Exercise brief - Gather every line below where "Visual" appears.

Dataset records:

— begin —

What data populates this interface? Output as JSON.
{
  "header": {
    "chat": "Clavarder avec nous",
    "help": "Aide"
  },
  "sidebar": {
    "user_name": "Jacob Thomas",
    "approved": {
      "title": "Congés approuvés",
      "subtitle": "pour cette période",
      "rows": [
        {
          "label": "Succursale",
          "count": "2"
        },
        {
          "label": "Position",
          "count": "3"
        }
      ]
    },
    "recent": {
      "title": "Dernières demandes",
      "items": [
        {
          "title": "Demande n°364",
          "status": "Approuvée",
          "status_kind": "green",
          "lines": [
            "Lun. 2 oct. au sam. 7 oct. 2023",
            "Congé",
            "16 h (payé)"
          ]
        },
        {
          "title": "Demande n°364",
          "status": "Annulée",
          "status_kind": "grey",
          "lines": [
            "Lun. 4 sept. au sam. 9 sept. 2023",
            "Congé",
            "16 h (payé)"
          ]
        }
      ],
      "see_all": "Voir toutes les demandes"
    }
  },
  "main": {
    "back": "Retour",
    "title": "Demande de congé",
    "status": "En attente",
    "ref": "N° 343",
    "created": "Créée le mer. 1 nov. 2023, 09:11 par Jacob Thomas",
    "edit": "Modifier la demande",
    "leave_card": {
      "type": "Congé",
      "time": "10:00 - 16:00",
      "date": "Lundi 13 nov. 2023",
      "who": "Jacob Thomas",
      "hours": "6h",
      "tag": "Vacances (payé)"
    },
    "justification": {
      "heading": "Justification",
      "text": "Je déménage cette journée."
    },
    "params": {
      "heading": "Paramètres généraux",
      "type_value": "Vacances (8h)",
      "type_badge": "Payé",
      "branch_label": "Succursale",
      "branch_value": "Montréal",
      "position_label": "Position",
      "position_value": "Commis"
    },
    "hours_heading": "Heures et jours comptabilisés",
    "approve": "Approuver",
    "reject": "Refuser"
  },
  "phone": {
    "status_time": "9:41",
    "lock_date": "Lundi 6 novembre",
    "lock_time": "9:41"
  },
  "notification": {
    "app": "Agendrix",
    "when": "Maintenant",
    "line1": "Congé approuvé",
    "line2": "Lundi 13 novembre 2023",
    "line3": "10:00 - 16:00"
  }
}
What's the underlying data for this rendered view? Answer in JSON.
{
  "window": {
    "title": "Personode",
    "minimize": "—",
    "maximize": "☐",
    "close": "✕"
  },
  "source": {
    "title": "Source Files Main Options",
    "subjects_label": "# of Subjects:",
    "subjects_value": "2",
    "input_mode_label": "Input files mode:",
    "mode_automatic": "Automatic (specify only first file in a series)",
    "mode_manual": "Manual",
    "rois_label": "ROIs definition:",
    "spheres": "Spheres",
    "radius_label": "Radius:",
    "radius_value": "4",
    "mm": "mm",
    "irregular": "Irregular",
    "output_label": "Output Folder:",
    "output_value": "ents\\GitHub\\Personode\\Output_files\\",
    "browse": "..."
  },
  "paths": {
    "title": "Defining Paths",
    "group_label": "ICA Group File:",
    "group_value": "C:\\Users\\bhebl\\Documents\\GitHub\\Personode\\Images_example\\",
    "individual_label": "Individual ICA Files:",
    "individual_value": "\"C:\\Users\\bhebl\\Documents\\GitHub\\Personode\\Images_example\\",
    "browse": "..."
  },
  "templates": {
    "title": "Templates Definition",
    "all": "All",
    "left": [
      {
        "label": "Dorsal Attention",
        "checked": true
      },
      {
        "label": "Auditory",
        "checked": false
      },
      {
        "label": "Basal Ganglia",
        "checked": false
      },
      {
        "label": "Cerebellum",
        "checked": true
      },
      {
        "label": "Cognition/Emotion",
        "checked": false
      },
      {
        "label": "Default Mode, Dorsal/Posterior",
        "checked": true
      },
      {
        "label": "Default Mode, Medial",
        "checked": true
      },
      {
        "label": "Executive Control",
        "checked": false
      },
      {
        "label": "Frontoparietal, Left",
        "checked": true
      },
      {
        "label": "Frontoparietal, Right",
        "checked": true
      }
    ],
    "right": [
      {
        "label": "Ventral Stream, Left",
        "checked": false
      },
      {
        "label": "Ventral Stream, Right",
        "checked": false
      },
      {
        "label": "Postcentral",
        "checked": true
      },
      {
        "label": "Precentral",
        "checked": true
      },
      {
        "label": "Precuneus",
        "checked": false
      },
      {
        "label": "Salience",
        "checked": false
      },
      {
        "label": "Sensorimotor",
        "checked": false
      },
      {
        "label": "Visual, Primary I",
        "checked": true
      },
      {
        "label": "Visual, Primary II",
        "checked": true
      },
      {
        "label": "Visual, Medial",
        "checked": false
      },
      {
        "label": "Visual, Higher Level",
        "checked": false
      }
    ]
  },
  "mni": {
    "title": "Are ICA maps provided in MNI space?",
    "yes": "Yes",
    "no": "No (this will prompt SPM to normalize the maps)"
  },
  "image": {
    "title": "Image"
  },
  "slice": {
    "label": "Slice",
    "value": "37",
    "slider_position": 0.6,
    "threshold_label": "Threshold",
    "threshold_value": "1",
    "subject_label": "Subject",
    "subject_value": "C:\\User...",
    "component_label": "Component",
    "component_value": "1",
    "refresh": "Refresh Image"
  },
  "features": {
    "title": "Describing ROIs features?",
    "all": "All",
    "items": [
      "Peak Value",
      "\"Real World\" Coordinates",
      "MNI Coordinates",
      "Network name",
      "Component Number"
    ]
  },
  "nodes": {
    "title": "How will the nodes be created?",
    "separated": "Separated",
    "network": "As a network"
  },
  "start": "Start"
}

— end —

Task solution -
        "label": "Visual, Primary I",
        "label": "Visual, Primary II",
        "label": "Visual, Medial",
        "label": "Visual, Higher Level",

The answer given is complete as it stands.